### EXTRAIT DU DOCUMENT:

Initialement, certains avaient proposé de remplacer 2,3 par 1. Pour ma part, j’avais préconisé de fixer le coefficient de l’électricité à 1,3 ou 1,4 et de remonter les autres au même niveau puisque lorsque l’on chauffe un logement au gaz ou au fioul, il y a un certain nombre de transformations et de pertes. Le coefficient de 1 est donc intellectuellement un peu choquant lui aussi.
Certains affirment que cette réforme va ralentir la rénovation de certains logements, pénaliser les locataires et favoriser les propriétaires. Qu’en pensez-vous ?
Jusqu’à présent, le DPE servait à réguler les rapports entre le bailleur et le locataire.
Il y a une réforme récente qui a complètement changé les règles du jeu en France , celle qui a consisté à rendre obligatoire pour la mise en location le respect d’une « étiquette DPE ». Depuis le 1er janvier 2025, il est interdit de mettre en location des logements classés « passoire thermique » par un « diagnostic de performance énergétique ».
Maintenant, quand une habitation correcte qui serait classée E s’il elle était chauffée au gaz mais , chauffée à l’électricité, est classée F ou G, que peut faire le propriétaire ?
Première hypothèse, ne plus mettre en location le logement. Deuxième idée, réaliser des travaux d’isolation supplémentaires pour réduire la consommation d’électricité d’un facteur 1,9. Troisième hypothèse : changer pour le chauffage au gaz. Mais aucune de ces trois solutions n’est réellement raisonnable puisque nous savons tous qu’à l’heure actuelle il y a un vrai besoin de logements.
Cette réforme ne risque-t-elle pas de soulever des questions sur la crédibilité du DPE ?
C’est bien vrai. Je note d’ailleurs que la Cour des comptes a publié au mois de juin un rapport sur « la mise en œuvre du diagnostic de performance énergétique ». Des questions sont donc effectivement en train d’être soulevées.
De mon côté, comme je vous le disais, j’avais proposé de fixer le coefficient pour l’électricité à 1,3 ou à 1,4.

### LIGNES FOURNIES:

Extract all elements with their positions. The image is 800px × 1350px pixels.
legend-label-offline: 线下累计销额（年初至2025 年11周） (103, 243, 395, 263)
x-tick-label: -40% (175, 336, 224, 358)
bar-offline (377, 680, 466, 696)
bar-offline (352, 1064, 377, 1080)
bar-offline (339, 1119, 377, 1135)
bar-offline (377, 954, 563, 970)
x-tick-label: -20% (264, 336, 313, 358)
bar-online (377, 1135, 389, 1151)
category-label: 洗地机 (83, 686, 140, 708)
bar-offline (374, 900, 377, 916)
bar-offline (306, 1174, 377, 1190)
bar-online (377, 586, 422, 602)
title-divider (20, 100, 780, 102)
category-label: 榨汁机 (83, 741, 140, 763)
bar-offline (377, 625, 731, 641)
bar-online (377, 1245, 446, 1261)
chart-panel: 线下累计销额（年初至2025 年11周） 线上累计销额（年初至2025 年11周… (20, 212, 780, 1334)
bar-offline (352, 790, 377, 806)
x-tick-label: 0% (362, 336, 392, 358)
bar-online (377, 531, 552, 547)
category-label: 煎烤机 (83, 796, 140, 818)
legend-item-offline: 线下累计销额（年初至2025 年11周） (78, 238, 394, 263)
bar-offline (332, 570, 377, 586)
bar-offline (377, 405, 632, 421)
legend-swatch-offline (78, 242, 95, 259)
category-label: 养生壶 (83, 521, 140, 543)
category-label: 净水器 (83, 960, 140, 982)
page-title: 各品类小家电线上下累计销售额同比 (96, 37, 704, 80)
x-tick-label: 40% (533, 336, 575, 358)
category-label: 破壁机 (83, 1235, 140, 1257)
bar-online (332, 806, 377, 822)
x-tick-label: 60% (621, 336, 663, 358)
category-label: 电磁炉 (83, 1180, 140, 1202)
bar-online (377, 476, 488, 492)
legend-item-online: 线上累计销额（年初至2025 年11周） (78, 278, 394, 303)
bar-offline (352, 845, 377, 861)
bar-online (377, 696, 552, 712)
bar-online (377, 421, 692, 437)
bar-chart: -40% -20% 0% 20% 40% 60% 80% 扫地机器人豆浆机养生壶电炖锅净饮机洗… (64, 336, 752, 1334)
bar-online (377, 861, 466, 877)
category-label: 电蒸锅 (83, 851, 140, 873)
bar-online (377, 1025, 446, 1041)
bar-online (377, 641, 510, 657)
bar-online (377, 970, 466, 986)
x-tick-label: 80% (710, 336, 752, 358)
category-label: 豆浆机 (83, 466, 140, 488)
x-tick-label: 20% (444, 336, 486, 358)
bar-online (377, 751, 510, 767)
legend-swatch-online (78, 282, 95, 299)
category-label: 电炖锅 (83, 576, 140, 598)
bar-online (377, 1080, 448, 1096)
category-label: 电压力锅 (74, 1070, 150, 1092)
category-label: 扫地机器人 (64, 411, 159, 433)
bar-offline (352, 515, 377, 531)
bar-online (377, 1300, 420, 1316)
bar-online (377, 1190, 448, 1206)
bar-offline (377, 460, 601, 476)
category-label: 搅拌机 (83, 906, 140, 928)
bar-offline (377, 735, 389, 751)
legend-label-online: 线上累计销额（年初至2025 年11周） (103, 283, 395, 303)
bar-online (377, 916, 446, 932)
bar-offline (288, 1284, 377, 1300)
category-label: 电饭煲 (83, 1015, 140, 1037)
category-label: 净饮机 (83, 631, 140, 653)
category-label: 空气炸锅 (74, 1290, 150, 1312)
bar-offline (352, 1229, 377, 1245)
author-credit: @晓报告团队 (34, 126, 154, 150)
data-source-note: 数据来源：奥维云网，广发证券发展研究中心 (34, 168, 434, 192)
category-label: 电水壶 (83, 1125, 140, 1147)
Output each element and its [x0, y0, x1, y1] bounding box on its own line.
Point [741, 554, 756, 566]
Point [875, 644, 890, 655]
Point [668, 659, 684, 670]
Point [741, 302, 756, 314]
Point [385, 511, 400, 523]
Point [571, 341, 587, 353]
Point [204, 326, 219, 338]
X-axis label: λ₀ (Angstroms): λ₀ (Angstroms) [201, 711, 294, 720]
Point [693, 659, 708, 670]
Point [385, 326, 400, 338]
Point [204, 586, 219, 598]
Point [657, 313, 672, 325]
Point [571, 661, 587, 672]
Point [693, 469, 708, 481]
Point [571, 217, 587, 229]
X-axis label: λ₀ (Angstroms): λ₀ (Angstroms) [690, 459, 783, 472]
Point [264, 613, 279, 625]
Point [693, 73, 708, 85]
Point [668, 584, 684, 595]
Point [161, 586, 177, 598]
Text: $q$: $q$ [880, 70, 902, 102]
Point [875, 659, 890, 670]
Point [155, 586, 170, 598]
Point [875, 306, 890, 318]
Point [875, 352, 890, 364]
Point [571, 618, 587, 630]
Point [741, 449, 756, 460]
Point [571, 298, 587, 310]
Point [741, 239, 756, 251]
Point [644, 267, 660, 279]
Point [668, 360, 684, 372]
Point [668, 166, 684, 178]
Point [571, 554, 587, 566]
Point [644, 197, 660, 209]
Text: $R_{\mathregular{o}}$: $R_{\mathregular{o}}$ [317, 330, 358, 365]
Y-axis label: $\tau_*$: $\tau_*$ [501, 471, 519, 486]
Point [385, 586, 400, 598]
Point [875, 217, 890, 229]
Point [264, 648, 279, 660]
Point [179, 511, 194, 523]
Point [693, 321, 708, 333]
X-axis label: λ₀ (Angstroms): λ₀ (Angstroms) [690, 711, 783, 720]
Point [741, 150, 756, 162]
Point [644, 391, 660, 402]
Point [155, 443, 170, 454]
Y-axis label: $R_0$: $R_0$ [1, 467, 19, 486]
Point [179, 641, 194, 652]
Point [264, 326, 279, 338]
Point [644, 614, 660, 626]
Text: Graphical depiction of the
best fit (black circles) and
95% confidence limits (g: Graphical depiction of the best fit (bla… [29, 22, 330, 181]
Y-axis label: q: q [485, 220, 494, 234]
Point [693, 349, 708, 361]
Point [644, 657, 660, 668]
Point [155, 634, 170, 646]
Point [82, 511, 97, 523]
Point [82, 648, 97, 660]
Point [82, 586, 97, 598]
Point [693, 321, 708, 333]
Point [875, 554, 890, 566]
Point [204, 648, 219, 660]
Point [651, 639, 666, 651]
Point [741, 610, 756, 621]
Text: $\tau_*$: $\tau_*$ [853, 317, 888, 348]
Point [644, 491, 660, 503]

### CONSIGNE:
Répondez aux questions suivantes à partir de l'extrait sur le DPE.
(a) Depuis quelle date est-il interdit de mettre en location des logements classés « passoire thermique » ?
(b) Quelle valeur la personne interrogée avait-elle préconisée pour le coefficient de l'électricité ?
(c) Quelle institution a publié au mois de juin un rapport sur « la mise en œuvre du diagnostic de performance énergétique » ?
Les lignes ne sont pas nécessaires ici.

### RÉPONSE À L'EXERCICE:
(a) Depuis le 1er janvier 2025.
(b) 1,3 ou 1,4.
(c) La Cour des comptes.